◆ TRY IT ◆
Copy each line of the entries below that contains the string "position".

- Opening Delimiter -

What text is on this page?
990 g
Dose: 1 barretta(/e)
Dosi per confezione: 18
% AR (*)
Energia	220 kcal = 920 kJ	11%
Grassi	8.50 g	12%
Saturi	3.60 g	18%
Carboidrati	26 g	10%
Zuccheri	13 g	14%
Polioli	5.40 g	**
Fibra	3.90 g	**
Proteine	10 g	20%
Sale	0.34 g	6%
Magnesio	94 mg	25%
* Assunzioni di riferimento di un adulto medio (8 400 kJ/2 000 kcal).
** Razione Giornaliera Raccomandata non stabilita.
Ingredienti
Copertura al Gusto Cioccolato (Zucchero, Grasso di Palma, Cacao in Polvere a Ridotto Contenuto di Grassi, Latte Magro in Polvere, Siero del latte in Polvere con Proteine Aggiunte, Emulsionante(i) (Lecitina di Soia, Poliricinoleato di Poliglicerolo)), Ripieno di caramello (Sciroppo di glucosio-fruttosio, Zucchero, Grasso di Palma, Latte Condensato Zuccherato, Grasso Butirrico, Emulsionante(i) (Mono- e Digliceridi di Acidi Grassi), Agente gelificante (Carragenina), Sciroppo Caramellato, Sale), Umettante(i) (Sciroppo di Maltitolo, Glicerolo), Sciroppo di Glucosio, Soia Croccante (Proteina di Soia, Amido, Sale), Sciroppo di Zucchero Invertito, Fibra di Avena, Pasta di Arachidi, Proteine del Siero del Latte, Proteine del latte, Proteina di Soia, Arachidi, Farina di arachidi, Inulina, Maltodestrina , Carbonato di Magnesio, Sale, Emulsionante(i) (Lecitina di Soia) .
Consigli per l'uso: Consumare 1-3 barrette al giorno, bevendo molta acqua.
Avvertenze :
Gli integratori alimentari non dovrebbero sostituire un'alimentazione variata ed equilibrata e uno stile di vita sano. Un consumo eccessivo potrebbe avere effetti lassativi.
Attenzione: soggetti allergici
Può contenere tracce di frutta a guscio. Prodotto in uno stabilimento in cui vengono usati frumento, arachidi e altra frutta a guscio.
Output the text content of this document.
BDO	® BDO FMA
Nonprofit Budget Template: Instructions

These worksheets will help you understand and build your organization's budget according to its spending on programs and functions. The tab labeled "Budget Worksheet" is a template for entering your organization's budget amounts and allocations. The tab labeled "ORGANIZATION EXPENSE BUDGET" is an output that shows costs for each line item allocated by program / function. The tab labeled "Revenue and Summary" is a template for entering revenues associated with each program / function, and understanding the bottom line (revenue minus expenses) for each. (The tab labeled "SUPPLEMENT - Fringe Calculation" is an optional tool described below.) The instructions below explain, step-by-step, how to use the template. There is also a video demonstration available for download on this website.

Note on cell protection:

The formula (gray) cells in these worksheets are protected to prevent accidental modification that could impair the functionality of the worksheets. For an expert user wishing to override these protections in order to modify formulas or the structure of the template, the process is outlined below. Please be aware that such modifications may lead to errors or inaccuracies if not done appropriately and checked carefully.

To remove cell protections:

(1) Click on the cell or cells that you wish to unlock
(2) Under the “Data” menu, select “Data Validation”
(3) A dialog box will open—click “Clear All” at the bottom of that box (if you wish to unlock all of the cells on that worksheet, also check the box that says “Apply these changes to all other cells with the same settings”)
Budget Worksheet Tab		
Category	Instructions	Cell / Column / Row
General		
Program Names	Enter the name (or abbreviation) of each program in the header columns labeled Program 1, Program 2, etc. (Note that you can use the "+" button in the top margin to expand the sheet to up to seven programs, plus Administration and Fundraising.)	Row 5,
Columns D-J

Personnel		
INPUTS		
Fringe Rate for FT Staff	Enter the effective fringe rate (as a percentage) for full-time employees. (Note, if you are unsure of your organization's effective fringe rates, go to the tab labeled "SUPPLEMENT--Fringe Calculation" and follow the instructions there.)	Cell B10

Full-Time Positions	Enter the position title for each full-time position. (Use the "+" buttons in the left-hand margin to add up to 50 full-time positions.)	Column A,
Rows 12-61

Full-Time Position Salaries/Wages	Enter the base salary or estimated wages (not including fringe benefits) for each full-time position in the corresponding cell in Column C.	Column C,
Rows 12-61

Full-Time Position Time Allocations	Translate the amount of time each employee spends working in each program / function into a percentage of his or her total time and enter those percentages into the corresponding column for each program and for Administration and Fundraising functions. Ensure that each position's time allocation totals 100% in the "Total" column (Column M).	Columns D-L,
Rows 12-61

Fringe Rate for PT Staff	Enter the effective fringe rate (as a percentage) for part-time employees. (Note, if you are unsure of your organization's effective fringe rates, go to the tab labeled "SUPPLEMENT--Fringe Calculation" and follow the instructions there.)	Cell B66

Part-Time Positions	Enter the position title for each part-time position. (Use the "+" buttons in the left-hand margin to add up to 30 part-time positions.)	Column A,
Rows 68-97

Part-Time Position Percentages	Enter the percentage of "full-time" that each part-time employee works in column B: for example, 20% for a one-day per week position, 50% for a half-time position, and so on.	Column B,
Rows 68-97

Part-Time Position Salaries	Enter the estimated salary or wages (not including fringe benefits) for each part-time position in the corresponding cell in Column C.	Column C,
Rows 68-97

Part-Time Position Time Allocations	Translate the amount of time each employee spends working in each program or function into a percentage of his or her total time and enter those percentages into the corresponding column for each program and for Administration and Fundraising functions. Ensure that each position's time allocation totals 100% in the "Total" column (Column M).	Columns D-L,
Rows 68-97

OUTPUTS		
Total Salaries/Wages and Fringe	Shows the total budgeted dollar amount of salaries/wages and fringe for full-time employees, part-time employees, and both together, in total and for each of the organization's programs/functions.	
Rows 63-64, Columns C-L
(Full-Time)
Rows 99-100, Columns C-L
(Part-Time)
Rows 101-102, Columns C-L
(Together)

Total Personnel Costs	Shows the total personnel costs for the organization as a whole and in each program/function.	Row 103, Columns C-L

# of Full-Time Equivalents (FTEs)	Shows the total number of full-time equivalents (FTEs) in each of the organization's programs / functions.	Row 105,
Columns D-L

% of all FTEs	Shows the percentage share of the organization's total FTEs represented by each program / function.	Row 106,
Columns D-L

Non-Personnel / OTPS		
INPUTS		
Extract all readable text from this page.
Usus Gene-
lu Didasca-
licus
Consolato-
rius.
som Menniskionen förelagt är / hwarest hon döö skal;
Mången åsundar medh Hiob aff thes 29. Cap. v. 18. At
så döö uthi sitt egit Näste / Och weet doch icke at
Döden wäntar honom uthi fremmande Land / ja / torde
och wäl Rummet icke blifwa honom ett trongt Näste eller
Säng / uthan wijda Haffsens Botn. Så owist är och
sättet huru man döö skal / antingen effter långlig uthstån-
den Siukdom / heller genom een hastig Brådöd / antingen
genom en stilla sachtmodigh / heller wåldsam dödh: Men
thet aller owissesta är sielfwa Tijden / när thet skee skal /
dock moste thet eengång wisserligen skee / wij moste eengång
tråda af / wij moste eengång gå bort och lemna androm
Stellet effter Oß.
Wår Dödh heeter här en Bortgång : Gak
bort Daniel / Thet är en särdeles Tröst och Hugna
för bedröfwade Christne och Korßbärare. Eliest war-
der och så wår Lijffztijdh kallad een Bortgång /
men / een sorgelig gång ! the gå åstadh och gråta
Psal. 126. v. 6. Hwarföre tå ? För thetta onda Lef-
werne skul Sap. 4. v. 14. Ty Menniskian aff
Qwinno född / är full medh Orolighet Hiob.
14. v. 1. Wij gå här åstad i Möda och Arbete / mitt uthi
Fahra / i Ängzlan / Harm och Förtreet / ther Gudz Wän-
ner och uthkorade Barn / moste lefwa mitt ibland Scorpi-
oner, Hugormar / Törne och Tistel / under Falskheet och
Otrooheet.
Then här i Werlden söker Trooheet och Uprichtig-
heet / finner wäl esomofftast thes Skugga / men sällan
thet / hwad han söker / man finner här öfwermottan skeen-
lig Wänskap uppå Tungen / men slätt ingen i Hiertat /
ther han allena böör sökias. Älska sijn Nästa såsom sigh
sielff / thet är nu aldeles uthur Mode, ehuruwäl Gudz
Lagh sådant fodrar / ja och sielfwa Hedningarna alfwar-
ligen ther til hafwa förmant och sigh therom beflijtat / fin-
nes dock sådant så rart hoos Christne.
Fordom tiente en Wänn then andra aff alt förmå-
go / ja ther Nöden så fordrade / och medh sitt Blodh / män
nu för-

- Closing Delimiter -

◆ FINISHED TASK ◆
Full-Time Positions	Enter the position title for each full-time position. (Use the "+" buttons in the left-hand margin to add up to 50 full-time positions.)	Column A,
Full-Time Position Salaries/Wages	Enter the base salary or estimated wages (not including fringe benefits) for each full-time position in the corresponding cell in Column C.	Column C,
Full-Time Position Time Allocations	Translate the amount of time each employee spends working in each program / function into a percentage of his or her total time and enter those percentages into the corresponding column for each program and for Administration and Fundraising functions. Ensure that each position's time allocation totals 100% in the "Total" column (Column M).	Columns D-L,
Part-Time Positions	Enter the position title for each part-time position. (Use the "+" buttons in the left-hand margin to add up to 30 part-time positions.)	Column A,
Part-Time Position Percentages	Enter the percentage of "full-time" that each part-time employee works in column B: for example, 20% for a one-day per week position, 50% for a half-time position, and so on.	Column B,
Part-Time Position Salaries	Enter the estimated salary or wages (not including fringe benefits) for each part-time position in the corresponding cell in Column C.	Column C,
Part-Time Position Time Allocations	Translate the amount of time each employee spends working in each program or function into a percentage of his or her total time and enter those percentages into the corresponding column for each program and for Administration and Fundraising functions. Ensure that each position's time allocation totals 100% in the "Total" column (Column M).	Columns D-L,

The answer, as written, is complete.